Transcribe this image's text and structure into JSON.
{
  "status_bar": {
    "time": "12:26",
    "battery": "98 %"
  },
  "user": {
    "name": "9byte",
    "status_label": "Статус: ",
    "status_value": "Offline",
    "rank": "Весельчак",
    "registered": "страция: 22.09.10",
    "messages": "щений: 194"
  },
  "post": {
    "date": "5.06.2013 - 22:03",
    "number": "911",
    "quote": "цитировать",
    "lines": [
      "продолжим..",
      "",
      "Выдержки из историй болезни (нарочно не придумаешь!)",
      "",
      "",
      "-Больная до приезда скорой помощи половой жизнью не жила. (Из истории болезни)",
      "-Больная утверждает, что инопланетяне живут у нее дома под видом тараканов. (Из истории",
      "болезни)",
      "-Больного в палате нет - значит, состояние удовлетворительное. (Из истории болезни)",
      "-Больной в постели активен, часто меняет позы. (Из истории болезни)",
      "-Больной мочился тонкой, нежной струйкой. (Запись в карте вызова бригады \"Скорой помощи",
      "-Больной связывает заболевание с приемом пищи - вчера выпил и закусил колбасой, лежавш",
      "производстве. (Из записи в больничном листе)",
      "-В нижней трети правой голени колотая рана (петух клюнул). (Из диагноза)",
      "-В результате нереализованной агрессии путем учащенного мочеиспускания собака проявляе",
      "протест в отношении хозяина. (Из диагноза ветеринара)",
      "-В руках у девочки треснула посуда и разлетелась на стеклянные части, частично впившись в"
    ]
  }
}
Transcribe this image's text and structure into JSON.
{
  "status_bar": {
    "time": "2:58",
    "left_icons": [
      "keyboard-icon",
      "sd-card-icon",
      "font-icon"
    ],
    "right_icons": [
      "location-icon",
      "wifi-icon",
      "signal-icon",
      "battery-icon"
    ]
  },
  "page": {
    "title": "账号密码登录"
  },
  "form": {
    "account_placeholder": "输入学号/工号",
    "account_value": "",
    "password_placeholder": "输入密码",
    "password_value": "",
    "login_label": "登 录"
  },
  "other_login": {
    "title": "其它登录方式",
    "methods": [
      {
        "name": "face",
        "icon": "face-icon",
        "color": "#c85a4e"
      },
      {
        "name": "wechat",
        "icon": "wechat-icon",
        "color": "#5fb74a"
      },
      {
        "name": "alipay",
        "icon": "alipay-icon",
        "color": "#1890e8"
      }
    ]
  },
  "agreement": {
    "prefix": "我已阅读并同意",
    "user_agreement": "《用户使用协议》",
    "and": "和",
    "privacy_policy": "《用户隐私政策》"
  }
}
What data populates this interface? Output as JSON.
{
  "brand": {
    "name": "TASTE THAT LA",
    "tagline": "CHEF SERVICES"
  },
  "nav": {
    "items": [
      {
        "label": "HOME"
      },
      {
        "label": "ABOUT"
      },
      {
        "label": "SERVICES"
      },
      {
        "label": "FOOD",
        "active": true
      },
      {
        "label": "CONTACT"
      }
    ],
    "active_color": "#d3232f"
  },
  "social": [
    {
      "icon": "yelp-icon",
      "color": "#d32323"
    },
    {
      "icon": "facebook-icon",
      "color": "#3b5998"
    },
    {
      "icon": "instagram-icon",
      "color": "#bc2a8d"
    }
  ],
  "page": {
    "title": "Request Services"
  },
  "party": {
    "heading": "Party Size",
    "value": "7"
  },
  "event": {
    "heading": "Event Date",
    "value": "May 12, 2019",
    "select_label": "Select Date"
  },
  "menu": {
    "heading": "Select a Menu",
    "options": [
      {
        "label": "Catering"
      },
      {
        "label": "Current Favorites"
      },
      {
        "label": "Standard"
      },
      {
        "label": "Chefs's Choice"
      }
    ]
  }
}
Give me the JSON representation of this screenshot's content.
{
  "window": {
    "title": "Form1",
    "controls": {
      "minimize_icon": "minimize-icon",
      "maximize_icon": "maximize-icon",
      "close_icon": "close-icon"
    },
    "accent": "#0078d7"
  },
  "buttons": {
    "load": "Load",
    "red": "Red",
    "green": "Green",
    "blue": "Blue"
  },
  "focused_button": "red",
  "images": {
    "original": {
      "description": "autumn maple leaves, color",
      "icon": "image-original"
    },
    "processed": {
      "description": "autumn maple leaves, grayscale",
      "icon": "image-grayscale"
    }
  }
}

——

_TASK REQUIREMENTS_. Reproduce the full listing above, character for character.

_SOLUTION_.
Transcribe this image's text and structure into JSON.
{
  "status_bar": {
    "time": "12:26",
    "battery": "98 %"
  },
  "user": {
    "name": "9byte",
    "status_label": "Статус: ",
    "status_value": "Offline",
    "rank": "Весельчак",
    "registered": "страция: 22.09.10",
    "messages": "щений: 194"
  },
  "post": {
    "date": "5.06.2013 - 22:03",
    "number": "911",
    "quote": "цитировать",
    "lines": [
      "продолжим..",
      "",
      "Выдержки из историй болезни (нарочно не придумаешь!)",
      "",
      "",
      "-Больная до приезда скорой помощи половой жизнью не жила. (Из истории болезни)",
      "-Больная утверждает, что инопланетяне живут у нее дома под видом тараканов. (Из истории",
      "болезни)",
      "-Больного в палате нет - значит, состояние удовлетворительное. (Из истории болезни)",
      "-Больной в постели активен, часто меняет позы. (Из истории болезни)",
      "-Больной мочился тонкой, нежной струйкой. (Запись в карте вызова бригады \"Скорой помощи",
      "-Больной связывает заболевание с приемом пищи - вчера выпил и закусил колбасой, лежавш",
      "производстве. (Из записи в больничном листе)",
      "-В нижней трети правой голени колотая рана (петух клюнул). (Из диагноза)",
      "-В результате нереализованной агрессии путем учащенного мочеиспускания собака проявляе",
      "протест в отношении хозяина. (Из диагноза ветеринара)",
      "-В руках у девочки треснула посуда и разлетелась на стеклянные части, частично впившись в"
    ]
  }
}
Transcribe this image's text and structure into JSON.
{
  "status_bar": {
    "time": "2:58",
    "left_icons": [
      "keyboard-icon",
      "sd-card-icon",
      "font-icon"
    ],
    "right_icons": [
      "location-icon",
      "wifi-icon",
      "signal-icon",
      "battery-icon"
    ]
  },
  "page": {
    "title": "账号密码登录"
  },
  "form": {
    "account_placeholder": "输入学号/工号",
    "account_value": "",
    "password_placeholder": "输入密码",
    "password_value": "",
    "login_label": "登 录"
  },
  "other_login": {
    "title": "其它登录方式",
    "methods": [
      {
        "name": "face",
        "icon": "face-icon",
        "color": "#c85a4e"
      },
      {
        "name": "wechat",
        "icon": "wechat-icon",
        "color": "#5fb74a"
      },
      {
        "name": "alipay",
        "icon": "alipay-icon",
        "color": "#1890e8"
      }
    ]
  },
  "agreement": {
    "prefix": "我已阅读并同意",
    "user_agreement": "《用户使用协议》",
    "and": "和",
    "privacy_policy": "《用户隐私政策》"
  }
}
What data populates this interface? Output as JSON.
{
  "brand": {
    "name": "TASTE THAT LA",
    "tagline": "CHEF SERVICES"
  },
  "nav": {
    "items": [
      {
        "label": "HOME"
      },
      {
        "label": "ABOUT"
      },
      {
        "label": "SERVICES"
      },
      {
        "label": "FOOD",
        "active": true
      },
      {
        "label": "CONTACT"
      }
    ],
    "active_color": "#d3232f"
  },
  "social": [
    {
      "icon": "yelp-icon",
      "color": "#d32323"
    },
    {
      "icon": "facebook-icon",
      "color": "#3b5998"
    },
    {
      "icon": "instagram-icon",
      "color": "#bc2a8d"
    }
  ],
  "page": {
    "title": "Request Services"
  },
  "party": {
    "heading": "Party Size",
    "value": "7"
  },
  "event": {
    "heading": "Event Date",
    "value": "May 12, 2019",
    "select_label": "Select Date"
  },
  "menu": {
    "heading": "Select a Menu",
    "options": [
      {
        "label": "Catering"
      },
      {
        "label": "Current Favorites"
      },
      {
        "label": "Standard"
      },
      {
        "label": "Chefs's Choice"
      }
    ]
  }
}
Give me the JSON representation of this screenshot's content.
{
  "window": {
    "title": "Form1",
    "controls": {
      "minimize_icon": "minimize-icon",
      "maximize_icon": "maximize-icon",
      "close_icon": "close-icon"
    },
    "accent": "#0078d7"
  },
  "buttons": {
    "load": "Load",
    "red": "Red",
    "green": "Green",
    "blue": "Blue"
  },
  "focused_button": "red",
  "images": {
    "original": {
      "description": "autumn maple leaves, color",
      "icon": "image-original"
    },
    "processed": {
      "description": "autumn maple leaves, grayscale",
      "icon": "image-grayscale"
    }
  }
}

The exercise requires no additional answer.